* PAGE EXCERPT *
We would be very interested to see how much probing was done by the NRC investigators, or Entergy’s attorneys, of this individual’s motive, particularly in terms of any perceived pressure to keep the plant operating.  Such pressure needn’t come from Entergy, it seems self-evident that Indian Point’s licensing situation and the long standing political opposition within New York State poses an existential threat to the plant.  If his motive was just a matter of a revised test “theory”, were these the first out-of-spec fuel oil test results on his watch?  If there had been others, how were they handled?  How long had he been in the position?  Had he initiated any other actions prior to this time to investigate the testing protocol?  As we noted in our post dated September 12, 2013 regarding the NRC’s Information Notice on willful violations, in none of the cited examples did the NRC provide any perspective on the motives of the individuals or the potential effects of the environment within which they were working.

Safety and Safety Culture

How does all of this shed any light on safety and safety culture? 

A key dimension of safety culture is the accurate assessment of safety significance.  The position of Entergy, and adopted by the NRC***, was that the actual impact of the violations on reactor safety was not significant. [Ref 4, Encl 2, slide 36]  Also note that NRC finds that all of this is in the ROP category for “green” significance. The argument is a familiar one.  TS limits are conservative and below what is actually “OK”.  And if particulates are a problem there are filters on the diesel generators, and these can be changed out during operation of the diesels if necessary.  This is a familiar characterization - safety significance is evaluated within the strict boundaries of the NRC’s safety construct of design basis assumptions, almost exclusively hardware based.  As we noted in our September 24, 2013 post, this ignores the larger environment and “system” within which people actually function. 

The Synergy Safety Culture Survey conducted from Feb to April 2012 is cited as finding a “healthy work environment in Chemistry Department” - yet this was at the very time test results were being falsified by the manager and employees were resorting to the ECP to raise issues.  Other assessments by the NRC and INPO also did not identify issues. [Ref 4, Encl 2, slide 29].  There is reference to an “independent investigation” of the employee concerns but the documentation does not reveal who did the investigation or its findings.  The investigation found “no one interviewed” had a reluctance to raise an issue.  Nowhere is the prior use of the Ethics Line and ECP by several individuals on an anonymous basis explained. 

Something that is hard to square is the NRC assertion that there is a strong link between willful violations and safety culture, and the results of these various assessments at Indian Point by Synergy, the NRC and INPO.  So if there is a link, and safety culture assessments don’t reveal its presence, are the assessments valid?  Or if the assessments are valid, is there really a link with willful misconduct? 

Here’s our take.  Willful misconduct is an indication of an issue with the safety culture.  But the issue arises out of a broader and more complex context than the NRC or industry is willing to address.  At Indian Point there is an overriding operating context where the extension of the plants’ operating licenses is being contested by powerful political forces in New York State.  If the licenses are not extended, the plants close and people lose their jobs.  This is not theoretical as the Entergy-owned plant, Vermont Yankee, is doing just that.  If you are an employee at Indian Point, you must feel that pressure every day.  When an issue comes up such as failed diesel fuel tests that could result in temporary shutdown of both units, it is an additional threat to the viability of the plant.  That pressure can create a powerful desire to rationalize the fuel tests are not valid and/or that slightly contaminated fuel isn’t a significant safety concern because…[see Entergy and NRC agreement that it is not a significant safety concern].  So there is a situation where there is an immediate and significant penalty (shutdown of both units) versus a test result that may or may not be valid or of real safety significance.  The result: deliberate misconduct in burying the test results but also very possibly (I am speculating) the individual and others in the organization can still believe that safety is not impacted.  As actions are consistent with “real” safety significance, it preserves the myth that safety culture is still healthy.

* WRITTEN TASKS *
A) Duplicate the part of the Indian Point safety culture passage starting at "Something that is" and ending at "with willful misconduct?".
B) According to the Indian Point safety culture passage, during what period was the Synergy Safety Culture Survey conducted?

* GIVEN INFORMATION *
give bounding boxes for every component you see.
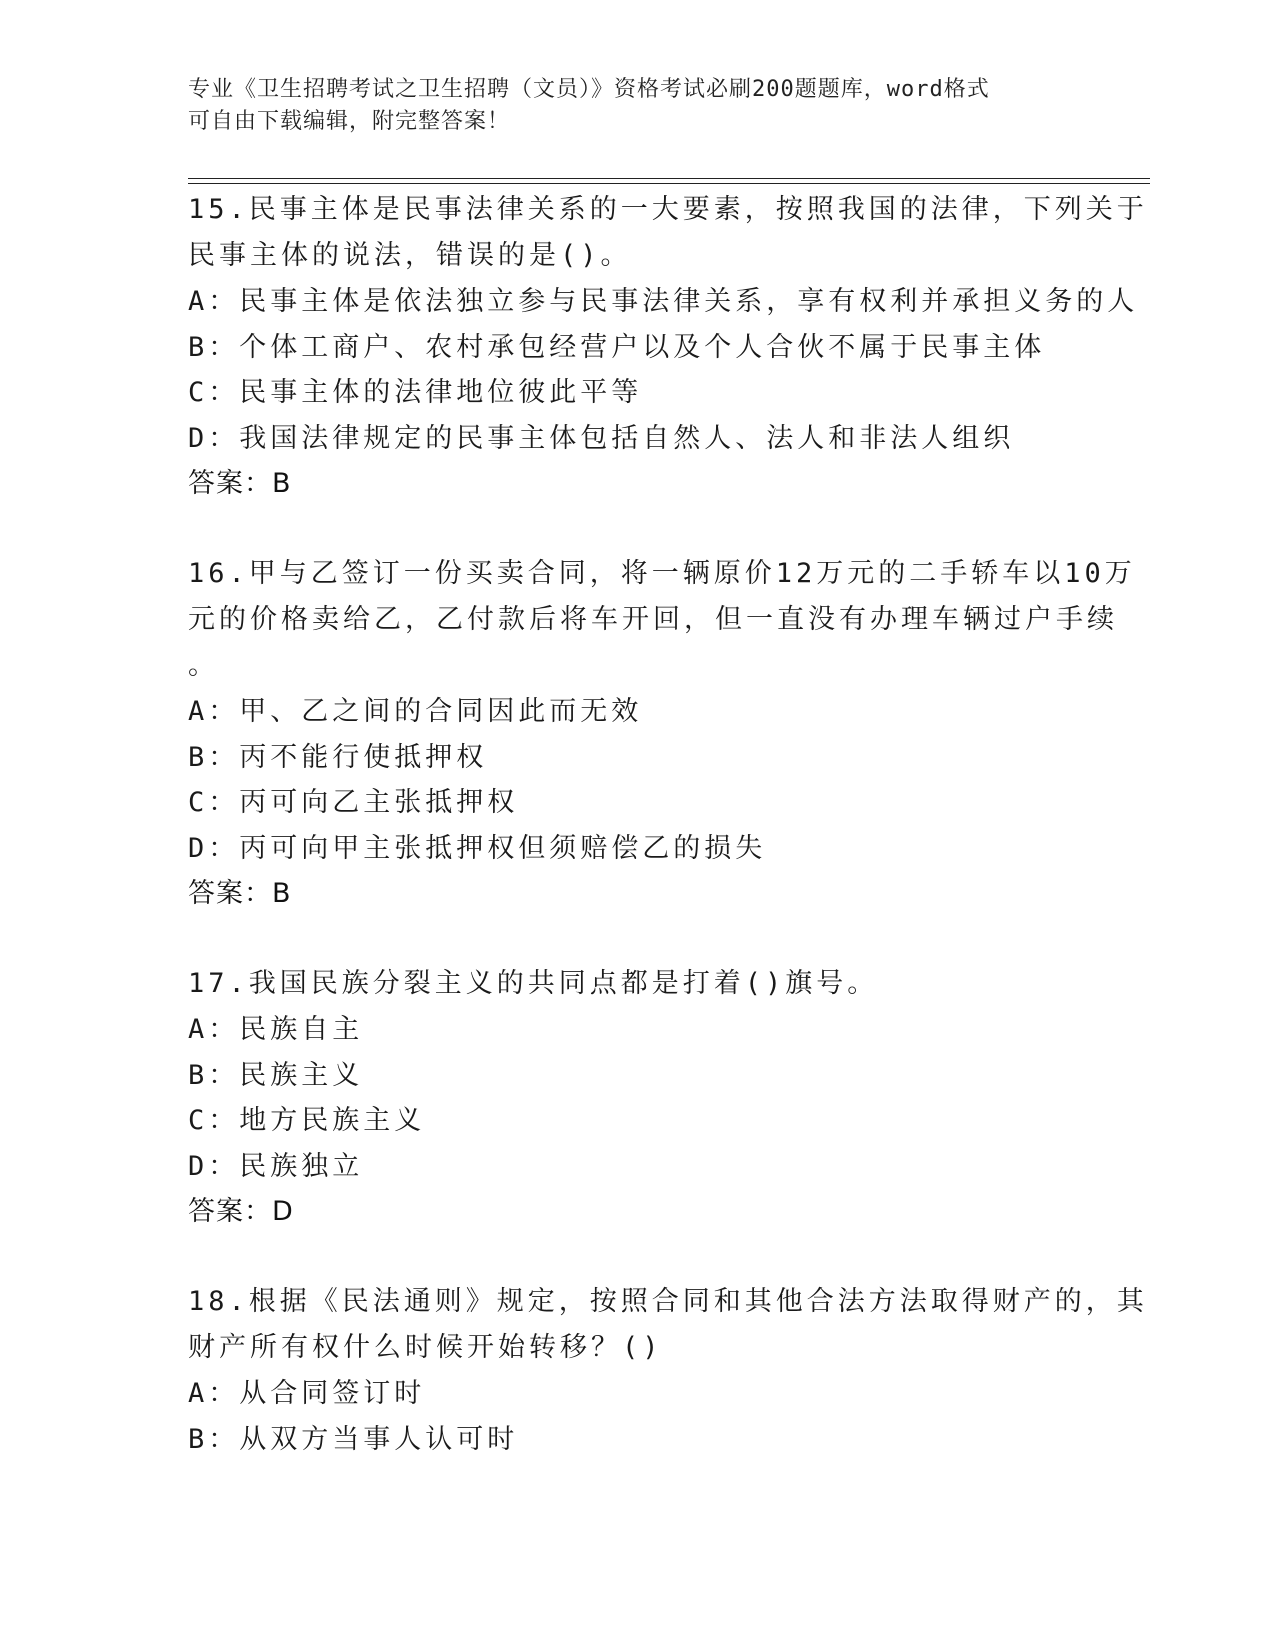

* OUTPUTS *
A)
Something that is hard to square is the NRC assertion that there is a strong link between willful violations and safety culture, and the results of these various assessments at Indian Point by Synergy, the NRC and INPO.  So if there is a link, and safety culture assessments don’t reveal its presence, are the assessments valid?  Or if the assessments are valid, is there really a link with willful misconduct?

B) From February to April 2012.